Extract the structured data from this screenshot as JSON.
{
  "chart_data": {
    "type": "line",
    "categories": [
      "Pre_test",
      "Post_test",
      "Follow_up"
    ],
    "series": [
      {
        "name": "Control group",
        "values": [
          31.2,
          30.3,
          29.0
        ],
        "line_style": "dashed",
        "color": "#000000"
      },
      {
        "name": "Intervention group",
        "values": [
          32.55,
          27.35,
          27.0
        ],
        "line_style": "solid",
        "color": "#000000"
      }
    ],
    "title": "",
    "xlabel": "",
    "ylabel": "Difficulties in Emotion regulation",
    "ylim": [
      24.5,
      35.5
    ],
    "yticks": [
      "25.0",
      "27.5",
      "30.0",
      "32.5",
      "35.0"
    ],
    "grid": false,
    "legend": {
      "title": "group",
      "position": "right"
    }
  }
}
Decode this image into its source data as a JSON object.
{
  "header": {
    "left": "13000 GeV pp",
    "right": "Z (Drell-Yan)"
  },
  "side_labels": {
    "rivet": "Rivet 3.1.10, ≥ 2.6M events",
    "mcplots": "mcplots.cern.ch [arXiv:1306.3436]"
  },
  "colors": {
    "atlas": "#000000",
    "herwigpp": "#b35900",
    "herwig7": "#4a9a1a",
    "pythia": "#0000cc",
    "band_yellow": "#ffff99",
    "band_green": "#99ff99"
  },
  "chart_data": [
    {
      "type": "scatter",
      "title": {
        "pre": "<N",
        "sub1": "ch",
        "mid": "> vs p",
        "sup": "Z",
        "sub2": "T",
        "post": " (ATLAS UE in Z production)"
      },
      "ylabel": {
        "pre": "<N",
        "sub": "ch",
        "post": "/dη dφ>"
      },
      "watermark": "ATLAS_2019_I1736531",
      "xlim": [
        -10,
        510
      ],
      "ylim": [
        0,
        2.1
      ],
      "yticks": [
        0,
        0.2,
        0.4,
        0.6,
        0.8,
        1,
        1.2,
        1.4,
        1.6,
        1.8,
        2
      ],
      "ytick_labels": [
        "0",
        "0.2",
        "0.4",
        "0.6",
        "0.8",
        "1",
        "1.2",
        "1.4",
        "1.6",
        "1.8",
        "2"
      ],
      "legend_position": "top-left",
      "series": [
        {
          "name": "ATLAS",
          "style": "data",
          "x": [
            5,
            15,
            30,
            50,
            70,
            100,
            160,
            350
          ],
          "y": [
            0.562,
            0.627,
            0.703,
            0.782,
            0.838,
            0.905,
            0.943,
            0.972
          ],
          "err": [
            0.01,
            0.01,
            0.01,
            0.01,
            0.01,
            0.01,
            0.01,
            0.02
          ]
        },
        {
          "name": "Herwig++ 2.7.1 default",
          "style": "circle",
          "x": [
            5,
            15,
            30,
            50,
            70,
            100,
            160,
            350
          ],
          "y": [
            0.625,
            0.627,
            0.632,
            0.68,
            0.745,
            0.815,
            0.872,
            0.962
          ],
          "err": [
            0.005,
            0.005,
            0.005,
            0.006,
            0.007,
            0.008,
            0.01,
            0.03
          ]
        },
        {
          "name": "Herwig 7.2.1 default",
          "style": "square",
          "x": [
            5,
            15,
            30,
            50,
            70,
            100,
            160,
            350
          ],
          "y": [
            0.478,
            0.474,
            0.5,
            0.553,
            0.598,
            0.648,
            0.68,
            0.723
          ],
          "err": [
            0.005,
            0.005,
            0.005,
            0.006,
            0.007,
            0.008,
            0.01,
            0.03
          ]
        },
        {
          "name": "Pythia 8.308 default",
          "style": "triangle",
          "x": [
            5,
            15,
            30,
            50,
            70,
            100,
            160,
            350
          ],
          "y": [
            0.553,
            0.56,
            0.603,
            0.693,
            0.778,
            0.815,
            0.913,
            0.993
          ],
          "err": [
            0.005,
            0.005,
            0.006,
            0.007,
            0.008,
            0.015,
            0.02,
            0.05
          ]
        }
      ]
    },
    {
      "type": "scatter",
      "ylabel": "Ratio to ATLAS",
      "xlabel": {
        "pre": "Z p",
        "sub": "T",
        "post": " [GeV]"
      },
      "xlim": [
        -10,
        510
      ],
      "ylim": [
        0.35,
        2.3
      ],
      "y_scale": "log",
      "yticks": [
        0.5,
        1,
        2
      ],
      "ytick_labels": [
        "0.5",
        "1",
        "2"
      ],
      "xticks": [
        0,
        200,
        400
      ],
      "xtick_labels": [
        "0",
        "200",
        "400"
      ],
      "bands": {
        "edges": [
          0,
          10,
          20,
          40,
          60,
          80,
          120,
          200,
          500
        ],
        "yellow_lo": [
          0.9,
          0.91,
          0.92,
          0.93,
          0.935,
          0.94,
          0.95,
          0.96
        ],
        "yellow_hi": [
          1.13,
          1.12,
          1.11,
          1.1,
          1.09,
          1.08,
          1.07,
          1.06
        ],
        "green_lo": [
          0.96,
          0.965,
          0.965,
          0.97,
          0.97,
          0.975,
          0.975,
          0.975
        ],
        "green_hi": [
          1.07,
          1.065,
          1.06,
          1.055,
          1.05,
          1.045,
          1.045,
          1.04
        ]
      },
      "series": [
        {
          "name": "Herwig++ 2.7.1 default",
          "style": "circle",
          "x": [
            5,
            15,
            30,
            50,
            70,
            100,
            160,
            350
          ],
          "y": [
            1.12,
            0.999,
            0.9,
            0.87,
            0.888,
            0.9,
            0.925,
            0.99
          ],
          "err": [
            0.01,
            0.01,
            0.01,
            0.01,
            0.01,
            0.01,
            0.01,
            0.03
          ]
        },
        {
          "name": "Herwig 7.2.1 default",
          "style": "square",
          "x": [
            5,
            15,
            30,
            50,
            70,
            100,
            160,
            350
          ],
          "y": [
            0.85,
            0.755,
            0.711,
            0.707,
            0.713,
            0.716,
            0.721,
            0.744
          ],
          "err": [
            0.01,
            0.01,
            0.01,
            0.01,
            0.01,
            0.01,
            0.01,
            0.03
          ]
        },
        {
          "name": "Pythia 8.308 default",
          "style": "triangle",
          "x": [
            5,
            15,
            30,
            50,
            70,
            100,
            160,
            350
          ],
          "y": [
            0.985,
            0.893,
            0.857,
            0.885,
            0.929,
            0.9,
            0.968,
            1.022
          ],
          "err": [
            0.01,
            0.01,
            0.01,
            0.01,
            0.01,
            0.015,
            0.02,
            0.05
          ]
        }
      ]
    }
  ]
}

----

:: Requirements ::
Gather all lines from the listing above in which "group" occurs.

:: Output of the task ::
        "name": "Control group",
        "name": "Intervention group",
      "title": "group",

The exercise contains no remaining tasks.